Given request
Without the pictures, return each record as it appears.

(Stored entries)

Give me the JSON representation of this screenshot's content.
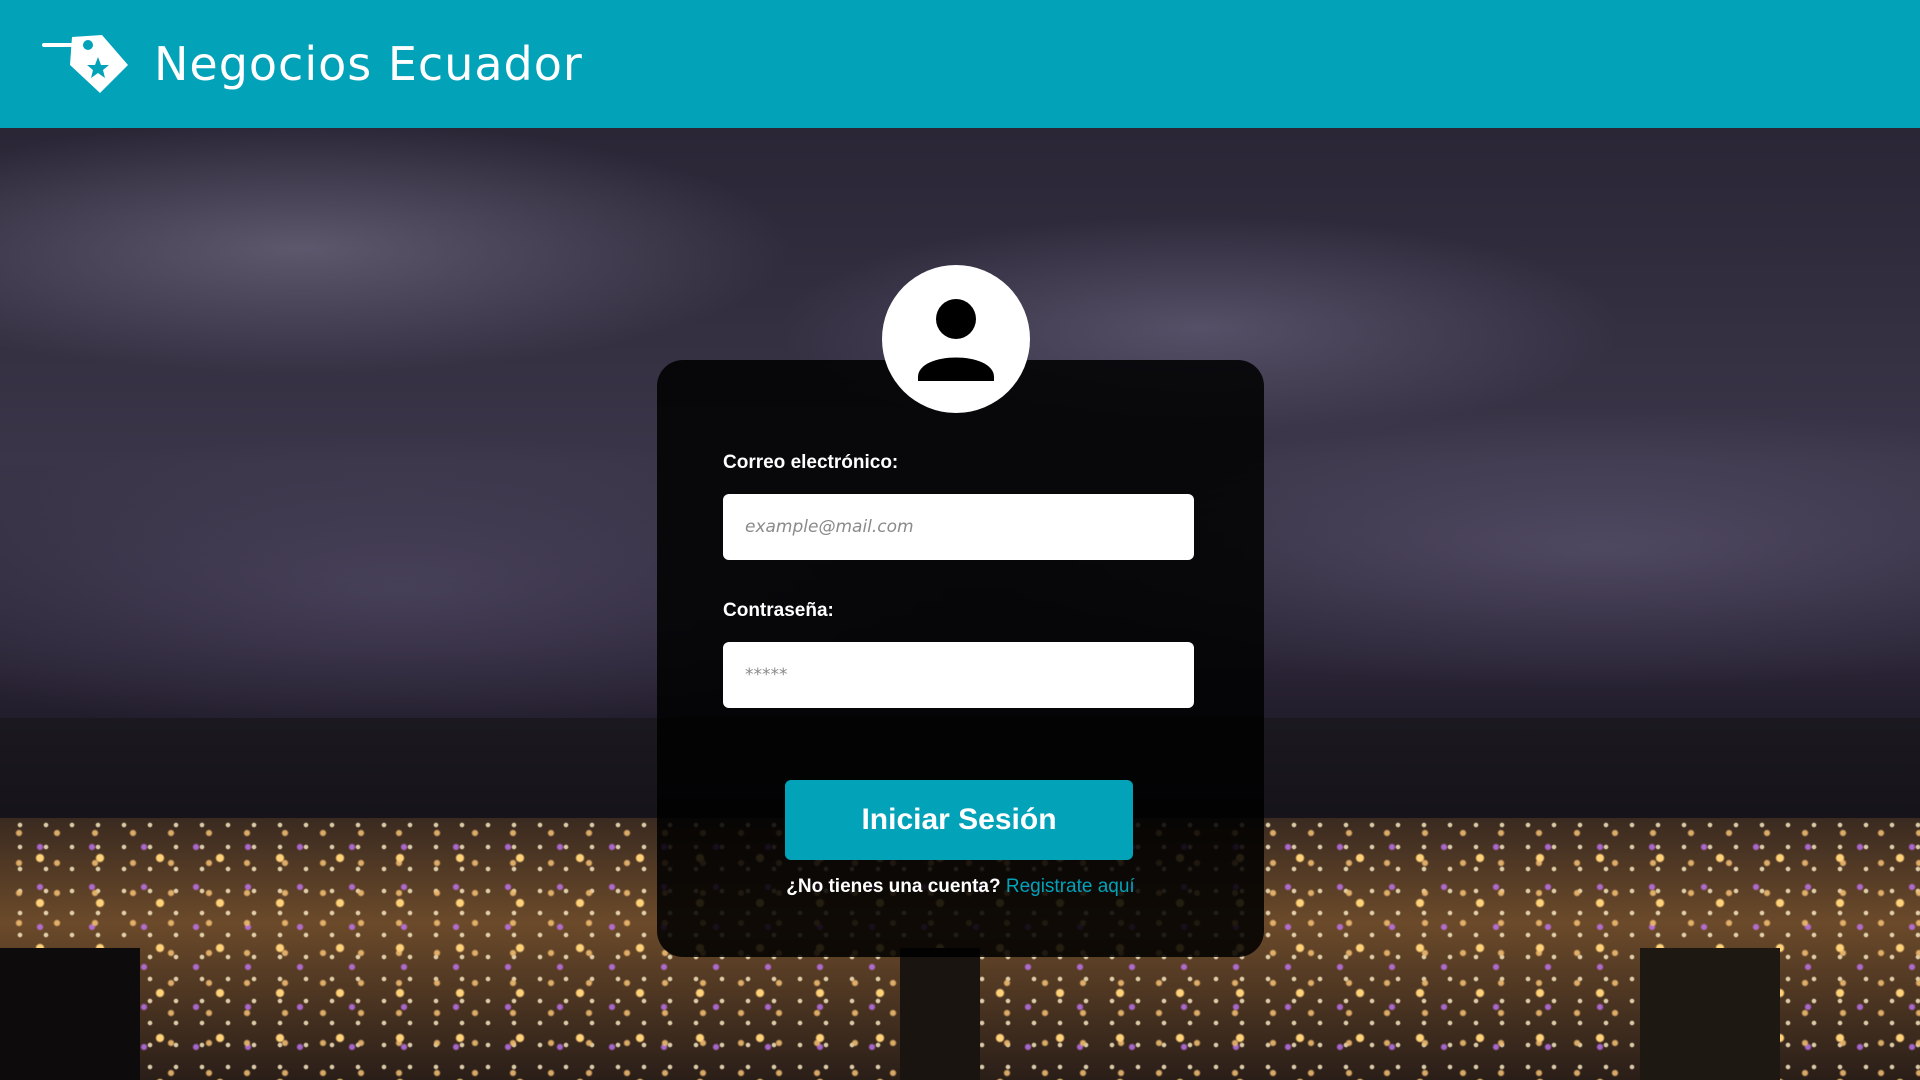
{
  "header": {
    "brand": "Negocios Ecuador",
    "logo_icon": "price-tag-star-icon",
    "color": "#02a2b9"
  },
  "login": {
    "avatar_icon": "user-icon",
    "email_label": "Correo electrónico:",
    "email_placeholder": "example@mail.com",
    "email_value": "",
    "password_label": "Contraseña:",
    "password_placeholder": "*****",
    "password_value": "",
    "submit_label": "Iniciar Sesión",
    "signup_prompt": "¿No tienes una cuenta?",
    "signup_link": "Registrate aquí"
  }
}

Result for this exercise
Give me the JSON representation of this screenshot's content.
{
  "header": {
    "brand": "Negocios Ecuador",
    "logo_icon": "price-tag-star-icon",
    "color": "#02a2b9"
  },
  "login": {
    "avatar_icon": "user-icon",
    "email_label": "Correo electrónico:",
    "email_placeholder": "example@mail.com",
    "email_value": "",
    "password_label": "Contraseña:",
    "password_placeholder": "*****",
    "password_value": "",
    "submit_label": "Iniciar Sesión",
    "signup_prompt": "¿No tienes una cuenta?",
    "signup_link": "Registrate aquí"
  }
}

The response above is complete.